### VERPLICHTE OPDRACHTEN:
- 1) Kloppen de volgende uitspraken met het fragment over het Voorbereidingsmodel Elementariseren: (a) het model is ontwikkeld door twee Duitse godsdienstpedagogen, (b) in de variant van Valstar bestaat het model uit acht elementen, (c) het element 'toegangen' gaat over leermiddelen? Beantwoord elke uitspraak met ja of nee en citeer de doorslaggevende woorden letterlijk uit het fragment.
- 2) Werk in de records het stuk bij van de regel met "data-point <box>373 712 381 721</box>" tot en met de regel met "data-point <box>773 862 782 870</box>": vervang "data-point" door "datapunt" en laat al het andere ongewijzigd. Geef alleen die bijgewerkte regels terug.

### TE LEZEN FRAGMENT:

De vraag is: langs welke weg kan de leraar krachtige leeromgevingen inrichten? Door gebruik te maken van het ‘Voorbereidingsmodel Elementariseren’, stelt Valstar. Het is ontwikkeld door de Duitse godsdienstpedagogen Karl Ernst Nipkow en Friedrich Schweitzer. Valstar ontwierp daarop een eigen variant. Het model bestaat bij hem uit zes elementen die elkaar versterken en de wereld van de kinderen met de wereld van Bijbel en traditie(s) in communicatie brengen. Die elementen zijn:

- structuur en context: inhoudelijk;
- levensbetekenissen: existentiële zingeving;
- toegangen: verbinding maken;
- ervaringen: leefwereld;
- incentieven en media: rake aanzetten en leermiddelen;
- leeractiviteiten: onderwijs- en werkvormen.

### DATARECORDS:
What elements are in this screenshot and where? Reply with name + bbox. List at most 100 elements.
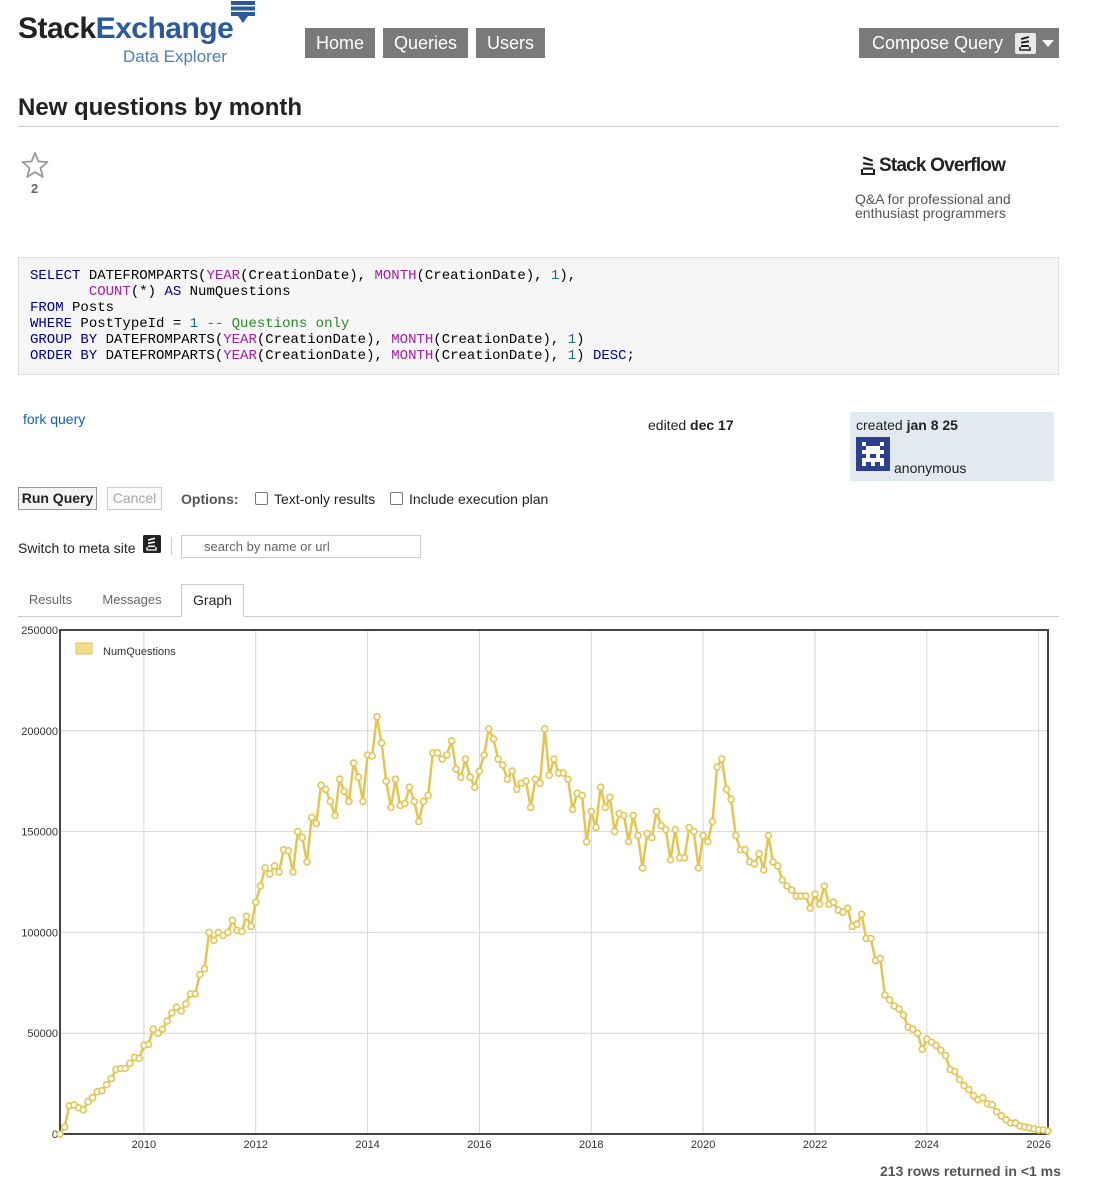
data-point <box>373 712 381 721</box>
data-point <box>759 866 768 874</box>
data-point <box>829 898 838 907</box>
data-point <box>424 791 433 800</box>
data-point <box>717 755 726 763</box>
data-point <box>275 868 283 876</box>
data-point <box>56 1130 64 1138</box>
y-tick-label: 200000 <box>21 726 58 738</box>
data-point <box>98 1086 106 1095</box>
data-point <box>708 817 717 826</box>
data-point <box>405 783 414 792</box>
data-point <box>885 996 894 1004</box>
data-point <box>895 1005 903 1013</box>
data-point <box>368 752 377 760</box>
data-point <box>191 990 199 998</box>
data-point <box>461 755 470 763</box>
data-point <box>587 807 596 816</box>
data-point <box>359 797 367 806</box>
data-point <box>205 928 213 937</box>
data-point <box>620 811 628 820</box>
data-point <box>811 890 819 898</box>
data-point <box>512 785 521 794</box>
data-point <box>596 783 605 792</box>
data-point <box>876 954 885 963</box>
data-point <box>419 797 428 806</box>
data-point <box>773 862 782 870</box>
data-point <box>470 783 479 792</box>
data-point <box>955 1075 964 1084</box>
data-point <box>102 1080 111 1089</box>
x-tick-label: 2014 <box>355 1139 379 1151</box>
data-point <box>624 837 633 846</box>
graph-chart: 0500001000001500002000002500002010 2012 20… <box>21 625 1052 1151</box>
data-point <box>475 767 484 775</box>
data-point <box>251 898 260 907</box>
data-point <box>382 777 391 786</box>
data-point <box>699 831 707 840</box>
data-point <box>601 803 610 812</box>
data-point <box>648 833 656 842</box>
data-point <box>592 823 600 832</box>
data-point <box>661 825 670 834</box>
chart-series <box>56 712 1052 1138</box>
data-point <box>932 1041 941 1050</box>
data-point <box>401 799 409 808</box>
data-point <box>550 755 558 763</box>
data-point <box>881 991 889 999</box>
data-point <box>1044 1127 1052 1135</box>
data-point <box>293 827 302 836</box>
data-point <box>354 773 363 782</box>
data-point <box>536 779 544 788</box>
data-point <box>238 927 246 936</box>
data-point <box>820 882 829 890</box>
data-point <box>610 827 619 836</box>
data-point <box>261 864 269 872</box>
data-point <box>680 853 689 862</box>
data-point <box>918 1045 927 1054</box>
data-point <box>941 1051 950 1060</box>
data-point <box>815 900 824 909</box>
data-point <box>526 803 535 812</box>
data-point <box>936 1046 945 1055</box>
data-point <box>722 785 731 794</box>
data-point <box>899 1011 908 1019</box>
data-point <box>694 864 703 872</box>
y-tick-label: 100000 <box>21 927 58 939</box>
data-point <box>564 775 572 784</box>
data-point <box>200 964 209 973</box>
data-point <box>466 773 474 782</box>
y-tick-label: 150000 <box>21 827 58 839</box>
data-point <box>713 763 721 771</box>
data-point <box>755 849 763 858</box>
x-tick-label: 2022 <box>803 1139 827 1151</box>
data-point <box>913 1029 922 1037</box>
data-point <box>247 922 255 931</box>
data-point <box>345 797 353 806</box>
series-line <box>58 715 1049 1135</box>
data-point <box>88 1093 97 1102</box>
chart-grid <box>60 630 1048 1134</box>
data-point <box>843 904 852 913</box>
data-point <box>857 910 866 919</box>
legend-swatch <box>75 642 93 655</box>
data-point <box>340 787 349 796</box>
data-point <box>265 870 274 878</box>
data-point <box>452 765 460 773</box>
plot-frame <box>59 629 1049 1135</box>
data-point <box>121 1064 129 1073</box>
data-point <box>545 771 554 780</box>
data-point <box>503 775 512 784</box>
data-point <box>377 739 386 747</box>
data-point <box>559 769 568 777</box>
data-point <box>484 724 493 733</box>
data-point <box>494 755 502 763</box>
data-point <box>540 724 549 733</box>
data-point <box>731 831 740 840</box>
data-point <box>303 857 311 866</box>
legend-label: NumQuestions <box>103 646 176 658</box>
data-point <box>289 868 297 876</box>
data-point <box>778 876 787 884</box>
data-point <box>182 1000 190 1008</box>
data-point <box>988 1101 996 1109</box>
data-point <box>629 811 638 820</box>
data-point <box>163 1017 171 1025</box>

### ANTWOORDEN PER OPDRACHT:
- 1)
(a) Ja: "Het is ontwikkeld door de Duitse godsdienstpedagogen Karl Ernst Nipkow en Friedrich Schweitzer."
(b) Nee: "Het model bestaat bij hem uit zes elementen"
(c) Nee: "toegangen: verbinding maken"

- 2)
datapunt <box>373 712 381 721</box>
datapunt <box>759 866 768 874</box>
datapunt <box>829 898 838 907</box>
datapunt <box>424 791 433 800</box>
datapunt <box>717 755 726 763</box>
datapunt <box>275 868 283 876</box>
datapunt <box>56 1130 64 1138</box>
y-tick-label: 200000 <box>21 726 58 738</box>
datapunt <box>98 1086 106 1095</box>
datapunt <box>708 817 717 826</box>
datapunt <box>405 783 414 792</box>
datapunt <box>885 996 894 1004</box>
datapunt <box>895 1005 903 1013</box>
datapunt <box>368 752 377 760</box>
datapunt <box>191 990 199 998</box>
datapunt <box>461 755 470 763</box>
datapunt <box>587 807 596 816</box>
datapunt <box>359 797 367 806</box>
datapunt <box>205 928 213 937</box>
datapunt <box>620 811 628 820</box>
datapunt <box>811 890 819 898</box>
datapunt <box>512 785 521 794</box>
datapunt <box>596 783 605 792</box>
datapunt <box>876 954 885 963</box>
datapunt <box>419 797 428 806</box>
datapunt <box>773 862 782 870</box>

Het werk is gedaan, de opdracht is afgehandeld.